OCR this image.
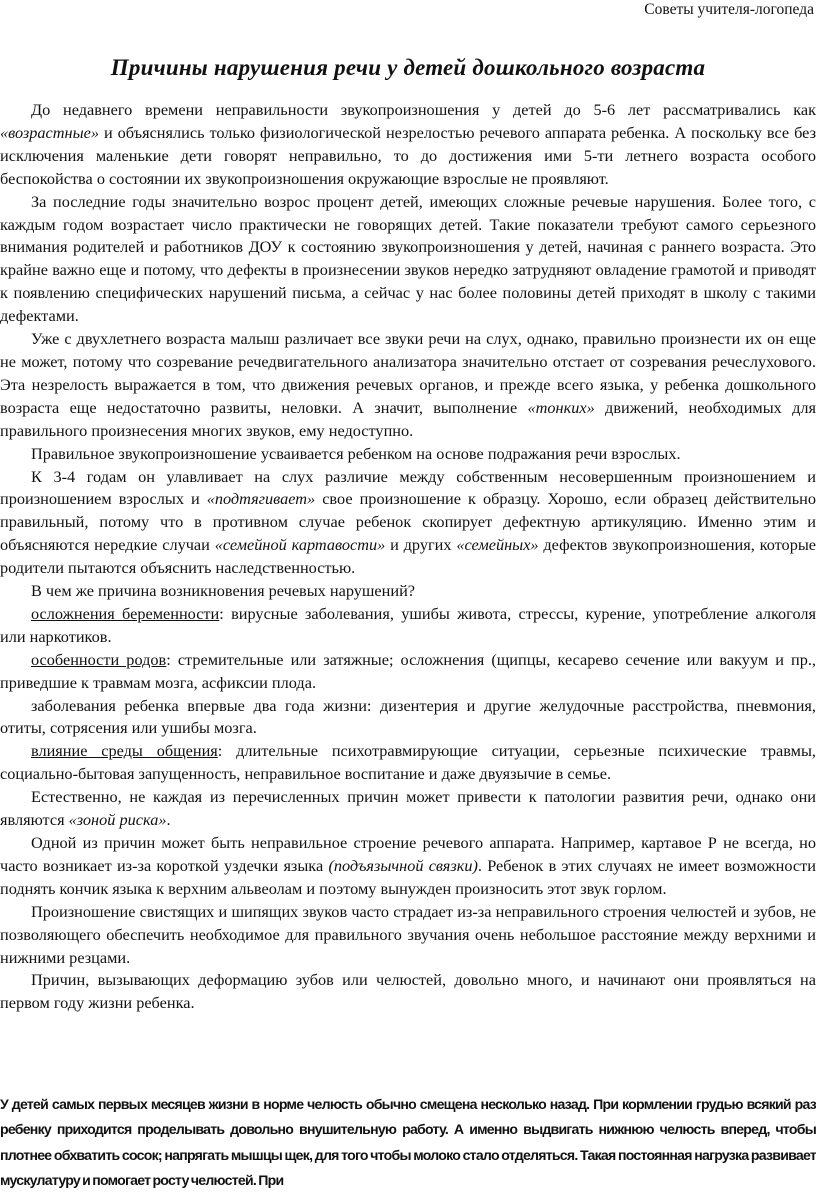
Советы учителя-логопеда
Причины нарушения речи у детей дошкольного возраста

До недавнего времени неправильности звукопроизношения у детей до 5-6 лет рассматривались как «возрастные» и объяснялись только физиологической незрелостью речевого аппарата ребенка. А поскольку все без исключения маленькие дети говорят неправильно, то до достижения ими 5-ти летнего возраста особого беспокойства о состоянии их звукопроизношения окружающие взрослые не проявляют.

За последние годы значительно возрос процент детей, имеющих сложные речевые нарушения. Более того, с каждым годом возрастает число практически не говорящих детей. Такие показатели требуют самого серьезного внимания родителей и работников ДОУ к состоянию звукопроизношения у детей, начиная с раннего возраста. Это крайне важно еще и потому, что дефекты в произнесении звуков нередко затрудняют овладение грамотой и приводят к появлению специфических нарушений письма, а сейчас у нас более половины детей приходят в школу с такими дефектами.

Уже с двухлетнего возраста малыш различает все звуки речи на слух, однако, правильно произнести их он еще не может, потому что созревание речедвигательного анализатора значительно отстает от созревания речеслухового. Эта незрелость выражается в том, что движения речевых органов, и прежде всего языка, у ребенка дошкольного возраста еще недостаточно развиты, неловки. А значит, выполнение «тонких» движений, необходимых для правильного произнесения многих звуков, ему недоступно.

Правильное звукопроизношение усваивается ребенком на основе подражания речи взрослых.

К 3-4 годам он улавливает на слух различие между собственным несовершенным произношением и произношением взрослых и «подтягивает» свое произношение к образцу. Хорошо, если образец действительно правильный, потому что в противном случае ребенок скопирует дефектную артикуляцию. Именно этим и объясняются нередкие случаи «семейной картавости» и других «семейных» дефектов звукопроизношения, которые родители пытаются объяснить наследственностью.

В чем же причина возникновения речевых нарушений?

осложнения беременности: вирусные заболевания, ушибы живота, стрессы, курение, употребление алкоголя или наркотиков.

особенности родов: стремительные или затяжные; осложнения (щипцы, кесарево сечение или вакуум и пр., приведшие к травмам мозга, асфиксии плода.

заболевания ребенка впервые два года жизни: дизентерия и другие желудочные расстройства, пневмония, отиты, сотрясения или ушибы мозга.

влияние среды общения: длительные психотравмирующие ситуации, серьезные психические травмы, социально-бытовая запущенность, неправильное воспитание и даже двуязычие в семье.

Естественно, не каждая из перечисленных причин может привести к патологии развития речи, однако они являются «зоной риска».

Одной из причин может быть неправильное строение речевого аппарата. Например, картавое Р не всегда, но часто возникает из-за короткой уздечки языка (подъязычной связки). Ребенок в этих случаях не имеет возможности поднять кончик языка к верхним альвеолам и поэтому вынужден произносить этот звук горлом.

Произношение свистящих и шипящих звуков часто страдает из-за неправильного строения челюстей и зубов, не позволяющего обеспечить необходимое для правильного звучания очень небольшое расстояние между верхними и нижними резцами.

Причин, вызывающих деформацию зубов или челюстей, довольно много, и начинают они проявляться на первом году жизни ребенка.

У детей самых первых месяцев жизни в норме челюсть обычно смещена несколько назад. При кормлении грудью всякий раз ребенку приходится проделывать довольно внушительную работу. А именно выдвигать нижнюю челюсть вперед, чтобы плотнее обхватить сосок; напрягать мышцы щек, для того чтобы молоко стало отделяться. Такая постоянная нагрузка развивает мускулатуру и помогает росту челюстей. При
■ ■ ■ ■ ■
_WRITTEN EXERCISE_
Quote each entry above verbatim and drop the pictures.

_FINAL ANSWER_
OCR this image.
Советы учителя-логопеда
Причины нарушения речи у детей дошкольного возраста

До недавнего времени неправильности звукопроизношения у детей до 5-6 лет рассматривались как «возрастные» и объяснялись только физиологической незрелостью речевого аппарата ребенка. А поскольку все без исключения маленькие дети говорят неправильно, то до достижения ими 5-ти летнего возраста особого беспокойства о состоянии их звукопроизношения окружающие взрослые не проявляют.

За последние годы значительно возрос процент детей, имеющих сложные речевые нарушения. Более того, с каждым годом возрастает число практически не говорящих детей. Такие показатели требуют самого серьезного внимания родителей и работников ДОУ к состоянию звукопроизношения у детей, начиная с раннего возраста. Это крайне важно еще и потому, что дефекты в произнесении звуков нередко затрудняют овладение грамотой и приводят к появлению специфических нарушений письма, а сейчас у нас более половины детей приходят в школу с такими дефектами.

Уже с двухлетнего возраста малыш различает все звуки речи на слух, однако, правильно произнести их он еще не может, потому что созревание речедвигательного анализатора значительно отстает от созревания речеслухового. Эта незрелость выражается в том, что движения речевых органов, и прежде всего языка, у ребенка дошкольного возраста еще недостаточно развиты, неловки. А значит, выполнение «тонких» движений, необходимых для правильного произнесения многих звуков, ему недоступно.

Правильное звукопроизношение усваивается ребенком на основе подражания речи взрослых.

К 3-4 годам он улавливает на слух различие между собственным несовершенным произношением и произношением взрослых и «подтягивает» свое произношение к образцу. Хорошо, если образец действительно правильный, потому что в противном случае ребенок скопирует дефектную артикуляцию. Именно этим и объясняются нередкие случаи «семейной картавости» и других «семейных» дефектов звукопроизношения, которые родители пытаются объяснить наследственностью.

В чем же причина возникновения речевых нарушений?

осложнения беременности: вирусные заболевания, ушибы живота, стрессы, курение, употребление алкоголя или наркотиков.

особенности родов: стремительные или затяжные; осложнения (щипцы, кесарево сечение или вакуум и пр., приведшие к травмам мозга, асфиксии плода.

заболевания ребенка впервые два года жизни: дизентерия и другие желудочные расстройства, пневмония, отиты, сотрясения или ушибы мозга.

влияние среды общения: длительные психотравмирующие ситуации, серьезные психические травмы, социально-бытовая запущенность, неправильное воспитание и даже двуязычие в семье.

Естественно, не каждая из перечисленных причин может привести к патологии развития речи, однако они являются «зоной риска».

Одной из причин может быть неправильное строение речевого аппарата. Например, картавое Р не всегда, но часто возникает из-за короткой уздечки языка (подъязычной связки). Ребенок в этих случаях не имеет возможности поднять кончик языка к верхним альвеолам и поэтому вынужден произносить этот звук горлом.

Произношение свистящих и шипящих звуков часто страдает из-за неправильного строения челюстей и зубов, не позволяющего обеспечить необходимое для правильного звучания очень небольшое расстояние между верхними и нижними резцами.

Причин, вызывающих деформацию зубов или челюстей, довольно много, и начинают они проявляться на первом году жизни ребенка.

У детей самых первых месяцев жизни в норме челюсть обычно смещена несколько назад. При кормлении грудью всякий раз ребенку приходится проделывать довольно внушительную работу. А именно выдвигать нижнюю челюсть вперед, чтобы плотнее обхватить сосок; напрягать мышцы щек, для того чтобы молоко стало отделяться. Такая постоянная нагрузка развивает мускулатуру и помогает росту челюстей. При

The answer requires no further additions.